[Extracted data entries]
____________________

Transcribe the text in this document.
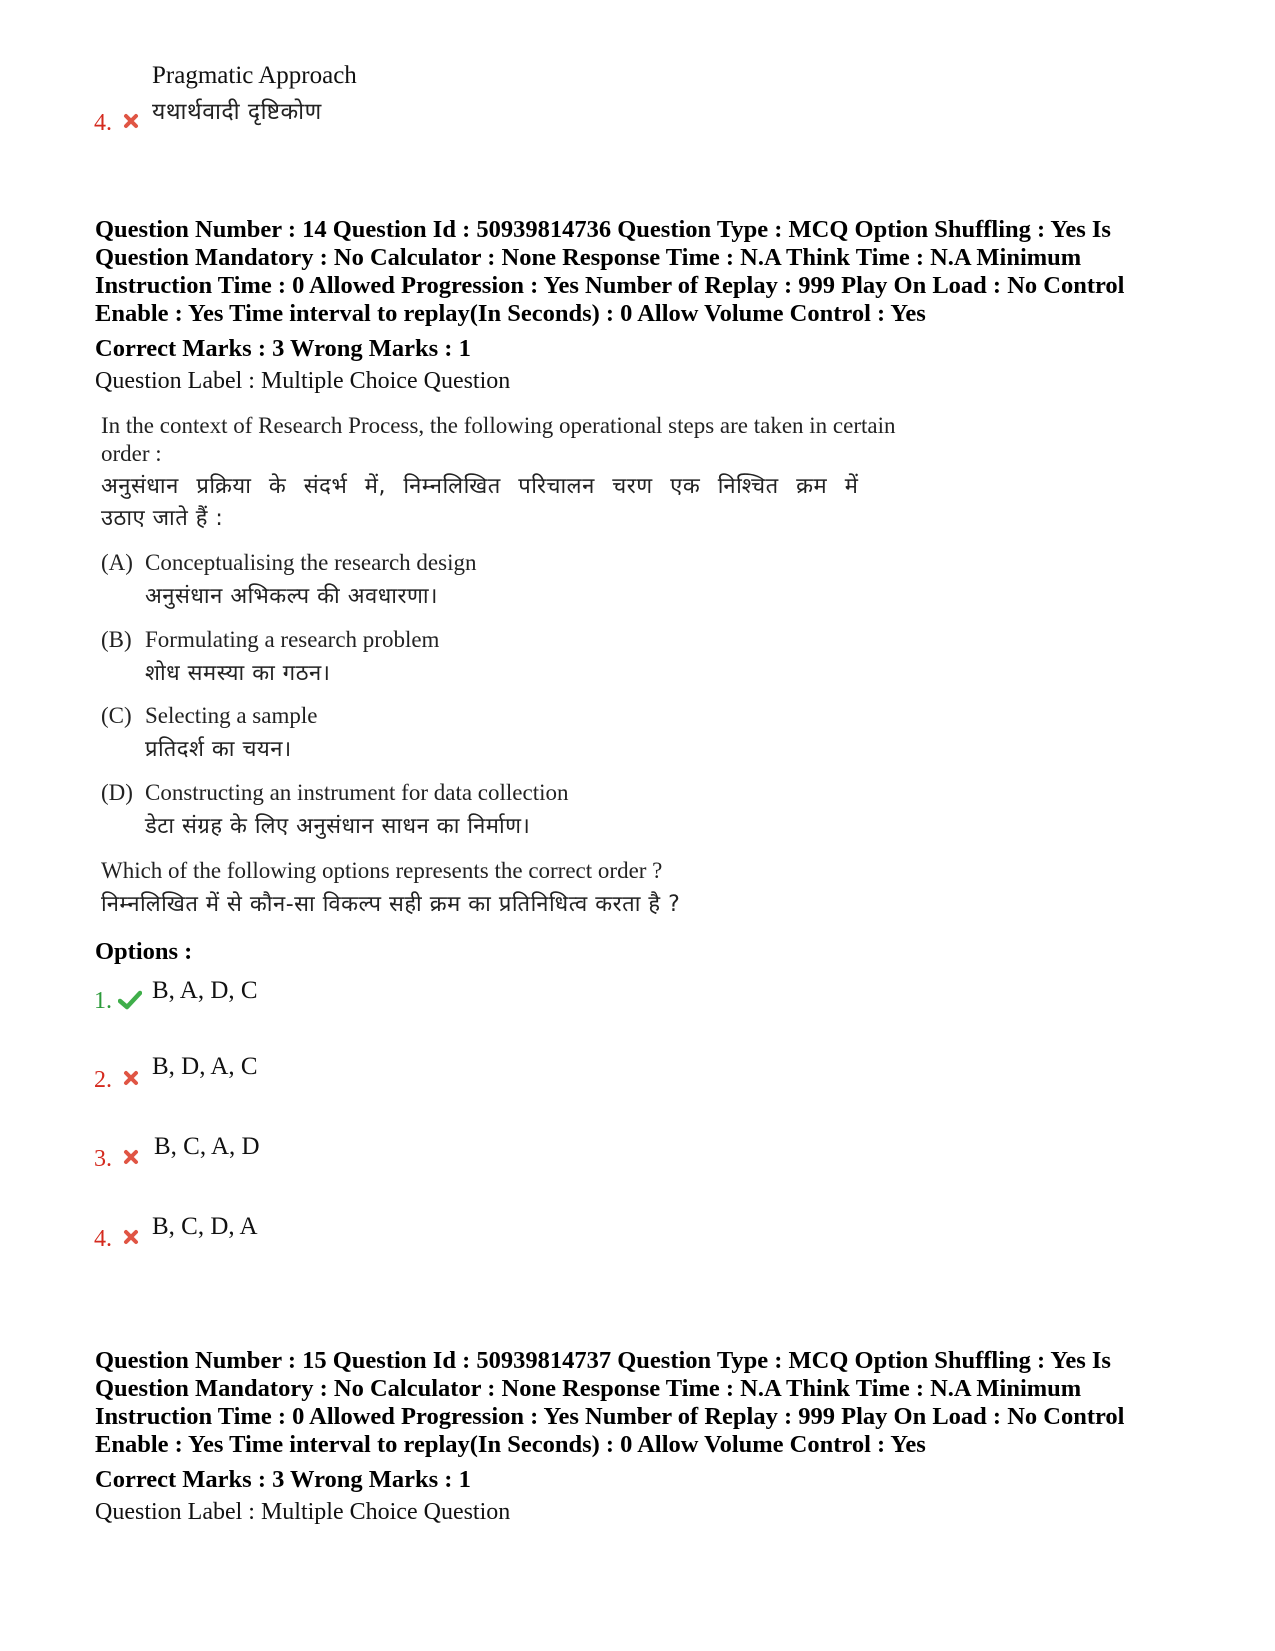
Pragmatic Approach
यथार्थवादी दृष्टिकोण
4.
Question Number : 14 Question Id : 50939814736 Question Type : MCQ Option Shuffling : Yes Is
Question Mandatory : No Calculator : None Response Time : N.A Think Time : N.A Minimum
Instruction Time : 0 Allowed Progression : Yes Number of Replay : 999 Play On Load : No Control
Enable : Yes Time interval to replay(In Seconds) : 0 Allow Volume Control : Yes
Correct Marks : 3 Wrong Marks : 1
Question Label : Multiple Choice Question
In the context of Research Process, the following operational steps are taken in certain
order :
अनुसंधान प्रक्रिया के संदर्भ में, निम्नलिखित परिचालन चरण एक निश्चित क्रम में
उठाए जाते हैं :
(A) Conceptualising the research design
अनुसंधान अभिकल्प की अवधारणा।
(B) Formulating a research problem
शोध समस्या का गठन।
(C) Selecting a sample
प्रतिदर्श का चयन।
(D) Constructing an instrument for data collection
डेटा संग्रह के लिए अनुसंधान साधन का निर्माण।
Which of the following options represents the correct order ?
निम्नलिखित में से कौन-सा विकल्प सही क्रम का प्रतिनिधित्व करता है ?
Options :
1. B, A, D, C
2. B, D, A, C
3. B, C, A, D
4. B, C, D, A
Question Number : 15 Question Id : 50939814737 Question Type : MCQ Option Shuffling : Yes Is
Question Mandatory : No Calculator : None Response Time : N.A Think Time : N.A Minimum
Instruction Time : 0 Allowed Progression : Yes Number of Replay : 999 Play On Load : No Control
Enable : Yes Time interval to replay(In Seconds) : 0 Allow Volume Control : Yes
Correct Marks : 3 Wrong Marks : 1
Question Label : Multiple Choice Question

____________________

■ Work to complete
Output the records above exactly as they are, leaving out the pictures.

■ The answer
Transcribe the text in this document.
Pragmatic Approach
यथार्थवादी दृष्टिकोण
4.
Question Number : 14 Question Id : 50939814736 Question Type : MCQ Option Shuffling : Yes Is
Question Mandatory : No Calculator : None Response Time : N.A Think Time : N.A Minimum
Instruction Time : 0 Allowed Progression : Yes Number of Replay : 999 Play On Load : No Control
Enable : Yes Time interval to replay(In Seconds) : 0 Allow Volume Control : Yes
Correct Marks : 3 Wrong Marks : 1
Question Label : Multiple Choice Question
In the context of Research Process, the following operational steps are taken in certain
order :
अनुसंधान प्रक्रिया के संदर्भ में, निम्नलिखित परिचालन चरण एक निश्चित क्रम में
उठाए जाते हैं :
(A) Conceptualising the research design
अनुसंधान अभिकल्प की अवधारणा।
(B) Formulating a research problem
शोध समस्या का गठन।
(C) Selecting a sample
प्रतिदर्श का चयन।
(D) Constructing an instrument for data collection
डेटा संग्रह के लिए अनुसंधान साधन का निर्माण।
Which of the following options represents the correct order ?
निम्नलिखित में से कौन-सा विकल्प सही क्रम का प्रतिनिधित्व करता है ?
Options :
1. B, A, D, C
2. B, D, A, C
3. B, C, A, D
4. B, C, D, A
Question Number : 15 Question Id : 50939814737 Question Type : MCQ Option Shuffling : Yes Is
Question Mandatory : No Calculator : None Response Time : N.A Think Time : N.A Minimum
Instruction Time : 0 Allowed Progression : Yes Number of Replay : 999 Play On Load : No Control
Enable : Yes Time interval to replay(In Seconds) : 0 Allow Volume Control : Yes
Correct Marks : 3 Wrong Marks : 1
Question Label : Multiple Choice Question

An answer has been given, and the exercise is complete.